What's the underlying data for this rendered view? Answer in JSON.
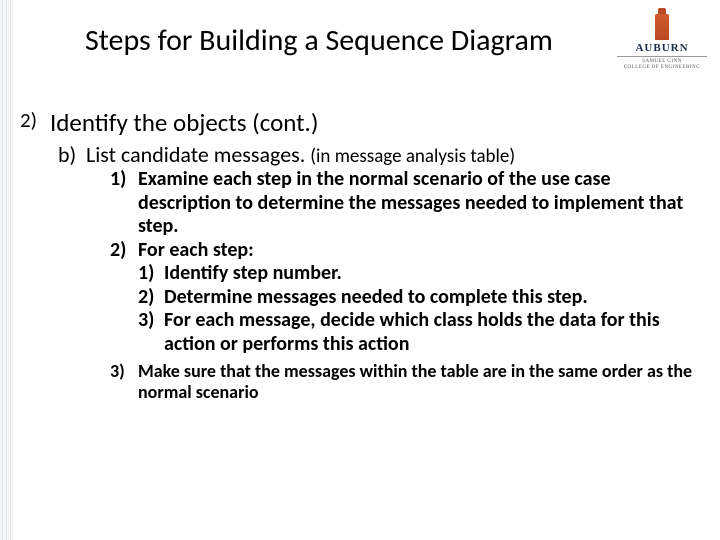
{
  "logo": {
    "word": "AUBURN",
    "sub1": "SAMUEL GINN",
    "sub2": "COLLEGE OF ENGINEERING"
  },
  "title": "Steps for Building a Sequence Diagram",
  "step2": {
    "num": "2)",
    "text": "Identify the objects (cont.)"
  },
  "b": {
    "num": "b)",
    "text": "List candidate messages.",
    "paren": "(in message analysis table)"
  },
  "i1": {
    "num": "1)",
    "text": "Examine each step in the normal scenario of the use case description to determine the messages needed to implement that step."
  },
  "i2": {
    "num": "2)",
    "text": "For each step:"
  },
  "i2_1": {
    "num": "1)",
    "text": "Identify step number."
  },
  "i2_2": {
    "num": "2)",
    "text": "Determine messages needed to complete this step."
  },
  "i2_3": {
    "num": "3)",
    "text": "For each message, decide which class holds the data for this action or performs this action"
  },
  "i3": {
    "num": "3)",
    "text": "Make sure that the messages within the table are in the same order as the normal scenario"
  }
}
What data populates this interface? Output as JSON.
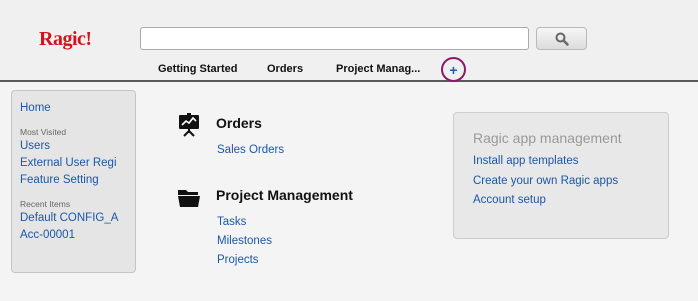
{
  "header": {
    "logo": "Ragic!",
    "search": {
      "value": "",
      "placeholder": ""
    },
    "tabs": [
      {
        "label": "Getting Started"
      },
      {
        "label": "Orders"
      },
      {
        "label": "Project Manag..."
      }
    ],
    "add_tab_label": "+",
    "icons": {
      "search": "magnifier-icon",
      "add": "plus-icon"
    },
    "colors": {
      "logo": "#d4141c",
      "add_tab_ring": "#8b1a6b",
      "link": "#1a57a8"
    }
  },
  "sidebar": {
    "home": "Home",
    "most_visited_heading": "Most Visited",
    "most_visited": [
      "Users",
      "External User Regi",
      "Feature Setting"
    ],
    "recent_heading": "Recent Items",
    "recent": [
      "Default CONFIG_A",
      "Acc-00001"
    ]
  },
  "main": {
    "sections": [
      {
        "title": "Orders",
        "icon": "presentation-board-icon",
        "links": [
          "Sales Orders"
        ]
      },
      {
        "title": "Project Management",
        "icon": "folder-icon",
        "links": [
          "Tasks",
          "Milestones",
          "Projects"
        ]
      }
    ]
  },
  "management": {
    "title": "Ragic app management",
    "links": [
      "Install app templates",
      "Create your own Ragic apps",
      "Account setup"
    ]
  }
}
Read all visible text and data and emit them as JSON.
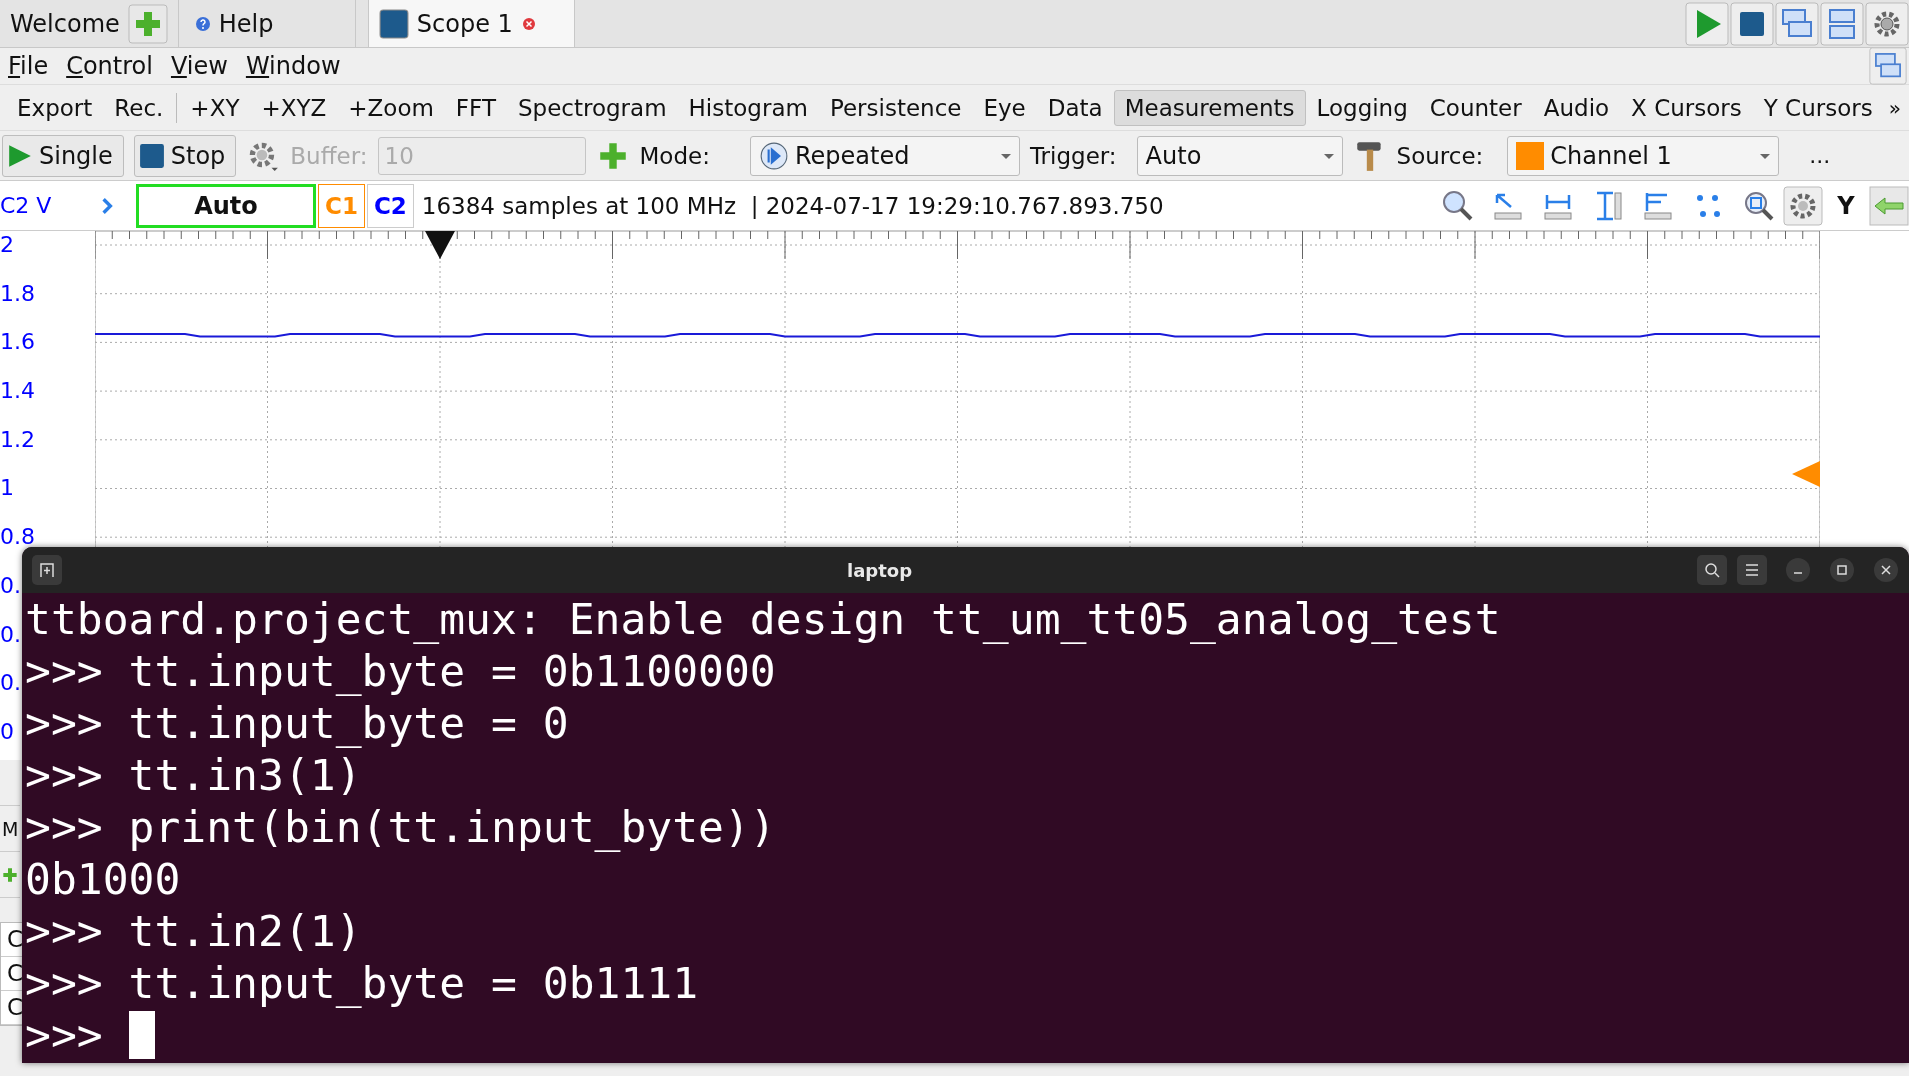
{
  "tabs": [
    {
      "label": "Welcome",
      "selected": false,
      "kind": "add"
    },
    {
      "label": "Help",
      "selected": false,
      "kind": "help"
    },
    {
      "label": "Scope 1",
      "selected": true,
      "kind": "scope"
    }
  ],
  "menu": [
    "File",
    "Control",
    "View",
    "Window"
  ],
  "views": [
    {
      "label": "Export",
      "selected": false
    },
    {
      "label": "Rec.",
      "selected": false
    },
    {
      "label": "+XY",
      "selected": false
    },
    {
      "label": "+XYZ",
      "selected": false
    },
    {
      "label": "+Zoom",
      "selected": false
    },
    {
      "label": "FFT",
      "selected": false
    },
    {
      "label": "Spectrogram",
      "selected": false
    },
    {
      "label": "Histogram",
      "selected": false
    },
    {
      "label": "Persistence",
      "selected": false
    },
    {
      "label": "Eye",
      "selected": false
    },
    {
      "label": "Data",
      "selected": false
    },
    {
      "label": "Measurements",
      "selected": true
    },
    {
      "label": "Logging",
      "selected": false
    },
    {
      "label": "Counter",
      "selected": false
    },
    {
      "label": "Audio",
      "selected": false
    },
    {
      "label": "X Cursors",
      "selected": false
    },
    {
      "label": "Y Cursors",
      "selected": false
    }
  ],
  "views_more": "»",
  "controls": {
    "single": "Single",
    "stop": "Stop",
    "buffer_label": "Buffer:",
    "buffer_value": "10",
    "buffer_disabled": true,
    "mode_label": "Mode:",
    "mode": "Repeated",
    "trigger_label": "Trigger:",
    "trigger": "Auto",
    "source_label": "Source:",
    "source": "Channel 1",
    "more": "..."
  },
  "info": {
    "axis": "C2 V",
    "trigger_state": "Auto",
    "channels": [
      {
        "label": "C1",
        "color": "#ff8c00"
      },
      {
        "label": "C2",
        "color": "#0000ff"
      }
    ],
    "status": "16384 samples at 100 MHz  | 2024-07-17 19:29:10.767.893.750",
    "y_button": "Y"
  },
  "y_ticks": [
    "2",
    "1.8",
    "1.6",
    "1.4",
    "1.2",
    "1",
    "0.8",
    "0.",
    "0.",
    "0.",
    "0"
  ],
  "left_partial": [
    "M",
    "C",
    "C",
    "C"
  ],
  "terminal": {
    "title": "laptop",
    "lines": [
      "ttboard.project_mux: Enable design tt_um_tt05_analog_test",
      ">>> tt.input_byte = 0b1100000",
      ">>> tt.input_byte = 0",
      ">>> tt.in3(1)",
      ">>> print(bin(tt.input_byte))",
      "0b1000",
      ">>> tt.in2(1)",
      ">>> tt.input_byte = 0b1111"
    ],
    "prompt": ">>> "
  }
}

THE PROBLEM
Of all the lines above, how many contain the word "title"? Give the number and nothing else.

THE OUTPUT
5